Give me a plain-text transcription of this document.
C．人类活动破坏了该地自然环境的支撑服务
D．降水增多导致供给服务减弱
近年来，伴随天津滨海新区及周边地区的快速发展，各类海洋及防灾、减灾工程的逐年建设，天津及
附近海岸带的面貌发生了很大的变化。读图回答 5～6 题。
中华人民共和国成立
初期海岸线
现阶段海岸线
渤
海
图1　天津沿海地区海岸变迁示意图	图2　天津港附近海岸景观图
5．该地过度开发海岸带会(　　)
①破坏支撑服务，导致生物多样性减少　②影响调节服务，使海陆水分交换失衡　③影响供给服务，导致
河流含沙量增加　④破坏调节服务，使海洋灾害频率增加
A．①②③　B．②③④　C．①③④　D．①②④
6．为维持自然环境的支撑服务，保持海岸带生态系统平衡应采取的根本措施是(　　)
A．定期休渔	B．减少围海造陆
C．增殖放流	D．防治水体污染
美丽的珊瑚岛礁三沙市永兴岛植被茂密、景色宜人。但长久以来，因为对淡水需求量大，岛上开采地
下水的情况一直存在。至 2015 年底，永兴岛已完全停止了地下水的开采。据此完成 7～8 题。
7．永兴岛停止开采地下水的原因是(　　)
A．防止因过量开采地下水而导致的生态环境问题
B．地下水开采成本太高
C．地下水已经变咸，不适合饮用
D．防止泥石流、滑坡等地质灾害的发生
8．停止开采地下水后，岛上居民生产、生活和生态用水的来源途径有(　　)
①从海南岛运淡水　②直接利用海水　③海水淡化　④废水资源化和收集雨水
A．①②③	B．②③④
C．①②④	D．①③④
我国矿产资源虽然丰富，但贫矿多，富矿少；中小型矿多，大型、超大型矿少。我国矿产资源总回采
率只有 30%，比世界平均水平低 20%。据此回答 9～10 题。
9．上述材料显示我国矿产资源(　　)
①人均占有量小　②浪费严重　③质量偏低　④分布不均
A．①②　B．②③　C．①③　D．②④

# EXERCISE DESCRIPTION:
Every line of the data above should be copied exactly.

# RESPONSE BELOW:
Give me a plain-text transcription of this document.
C．人类活动破坏了该地自然环境的支撑服务
D．降水增多导致供给服务减弱
近年来，伴随天津滨海新区及周边地区的快速发展，各类海洋及防灾、减灾工程的逐年建设，天津及
附近海岸带的面貌发生了很大的变化。读图回答 5～6 题。
中华人民共和国成立
初期海岸线
现阶段海岸线
渤
海
图1　天津沿海地区海岸变迁示意图	图2　天津港附近海岸景观图
5．该地过度开发海岸带会(　　)
①破坏支撑服务，导致生物多样性减少　②影响调节服务，使海陆水分交换失衡　③影响供给服务，导致
河流含沙量增加　④破坏调节服务，使海洋灾害频率增加
A．①②③　B．②③④　C．①③④　D．①②④
6．为维持自然环境的支撑服务，保持海岸带生态系统平衡应采取的根本措施是(　　)
A．定期休渔	B．减少围海造陆
C．增殖放流	D．防治水体污染
美丽的珊瑚岛礁三沙市永兴岛植被茂密、景色宜人。但长久以来，因为对淡水需求量大，岛上开采地
下水的情况一直存在。至 2015 年底，永兴岛已完全停止了地下水的开采。据此完成 7～8 题。
7．永兴岛停止开采地下水的原因是(　　)
A．防止因过量开采地下水而导致的生态环境问题
B．地下水开采成本太高
C．地下水已经变咸，不适合饮用
D．防止泥石流、滑坡等地质灾害的发生
8．停止开采地下水后，岛上居民生产、生活和生态用水的来源途径有(　　)
①从海南岛运淡水　②直接利用海水　③海水淡化　④废水资源化和收集雨水
A．①②③	B．②③④
C．①②④	D．①③④
我国矿产资源虽然丰富，但贫矿多，富矿少；中小型矿多，大型、超大型矿少。我国矿产资源总回采
率只有 30%，比世界平均水平低 20%。据此回答 9～10 题。
9．上述材料显示我国矿产资源(　　)
①人均占有量小　②浪费严重　③质量偏低　④分布不均
A．①②　B．②③　C．①③　D．②④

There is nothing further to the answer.